Dataset records:
-------------------------
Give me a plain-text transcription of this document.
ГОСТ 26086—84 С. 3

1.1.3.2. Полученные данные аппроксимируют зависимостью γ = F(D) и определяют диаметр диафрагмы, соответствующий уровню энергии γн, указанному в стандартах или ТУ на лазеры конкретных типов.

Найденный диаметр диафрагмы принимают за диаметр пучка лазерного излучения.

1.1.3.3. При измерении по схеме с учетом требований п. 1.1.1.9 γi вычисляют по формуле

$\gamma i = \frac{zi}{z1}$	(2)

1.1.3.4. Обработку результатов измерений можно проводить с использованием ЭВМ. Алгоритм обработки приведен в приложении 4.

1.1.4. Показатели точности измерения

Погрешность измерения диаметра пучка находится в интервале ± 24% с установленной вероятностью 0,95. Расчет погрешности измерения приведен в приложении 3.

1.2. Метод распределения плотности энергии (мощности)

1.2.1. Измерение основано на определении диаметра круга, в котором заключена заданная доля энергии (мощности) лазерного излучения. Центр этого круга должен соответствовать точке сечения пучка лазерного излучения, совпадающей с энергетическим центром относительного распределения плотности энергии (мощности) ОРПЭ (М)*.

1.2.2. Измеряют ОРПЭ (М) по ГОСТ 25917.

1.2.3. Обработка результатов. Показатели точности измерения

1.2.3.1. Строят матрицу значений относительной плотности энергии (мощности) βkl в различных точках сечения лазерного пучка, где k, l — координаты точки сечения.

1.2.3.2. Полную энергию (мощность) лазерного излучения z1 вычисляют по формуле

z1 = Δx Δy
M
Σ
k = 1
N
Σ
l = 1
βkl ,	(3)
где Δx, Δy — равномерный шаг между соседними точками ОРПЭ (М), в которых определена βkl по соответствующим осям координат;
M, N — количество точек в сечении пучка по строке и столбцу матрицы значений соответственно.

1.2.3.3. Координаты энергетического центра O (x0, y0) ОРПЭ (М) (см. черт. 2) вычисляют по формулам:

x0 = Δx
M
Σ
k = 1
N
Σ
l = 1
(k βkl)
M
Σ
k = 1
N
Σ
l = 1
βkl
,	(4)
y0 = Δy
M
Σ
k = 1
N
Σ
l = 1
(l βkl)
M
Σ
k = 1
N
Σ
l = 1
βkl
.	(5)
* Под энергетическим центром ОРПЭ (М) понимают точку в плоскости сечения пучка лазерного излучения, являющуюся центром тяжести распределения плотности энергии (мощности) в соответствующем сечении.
-------------------------
■ PROBLEM DETAILS: Retype the records that precede this task, keeping them exactly the same.

■ ANSWER IN FULL:
Give me a plain-text transcription of this document.
ГОСТ 26086—84 С. 3

1.1.3.2. Полученные данные аппроксимируют зависимостью γ = F(D) и определяют диаметр диафрагмы, соответствующий уровню энергии γн, указанному в стандартах или ТУ на лазеры конкретных типов.

Найденный диаметр диафрагмы принимают за диаметр пучка лазерного излучения.

1.1.3.3. При измерении по схеме с учетом требований п. 1.1.1.9 γi вычисляют по формуле

$\gamma i = \frac{zi}{z1}$	(2)

1.1.3.4. Обработку результатов измерений можно проводить с использованием ЭВМ. Алгоритм обработки приведен в приложении 4.

1.1.4. Показатели точности измерения

Погрешность измерения диаметра пучка находится в интервале ± 24% с установленной вероятностью 0,95. Расчет погрешности измерения приведен в приложении 3.

1.2. Метод распределения плотности энергии (мощности)

1.2.1. Измерение основано на определении диаметра круга, в котором заключена заданная доля энергии (мощности) лазерного излучения. Центр этого круга должен соответствовать точке сечения пучка лазерного излучения, совпадающей с энергетическим центром относительного распределения плотности энергии (мощности) ОРПЭ (М)*.

1.2.2. Измеряют ОРПЭ (М) по ГОСТ 25917.

1.2.3. Обработка результатов. Показатели точности измерения

1.2.3.1. Строят матрицу значений относительной плотности энергии (мощности) βkl в различных точках сечения лазерного пучка, где k, l — координаты точки сечения.

1.2.3.2. Полную энергию (мощность) лазерного излучения z1 вычисляют по формуле

z1 = Δx Δy
M
Σ
k = 1
N
Σ
l = 1
βkl ,	(3)
где Δx, Δy — равномерный шаг между соседними точками ОРПЭ (М), в которых определена βkl по соответствующим осям координат;
M, N — количество точек в сечении пучка по строке и столбцу матрицы значений соответственно.

1.2.3.3. Координаты энергетического центра O (x0, y0) ОРПЭ (М) (см. черт. 2) вычисляют по формулам:

x0 = Δx
M
Σ
k = 1
N
Σ
l = 1
(k βkl)
M
Σ
k = 1
N
Σ
l = 1
βkl
,	(4)
y0 = Δy
M
Σ
k = 1
N
Σ
l = 1
(l βkl)
M
Σ
k = 1
N
Σ
l = 1
βkl
.	(5)
* Под энергетическим центром ОРПЭ (М) понимают точку в плоскости сечения пучка лазерного излучения, являющуюся центром тяжести распределения плотности энергии (мощности) в соответствующем сечении.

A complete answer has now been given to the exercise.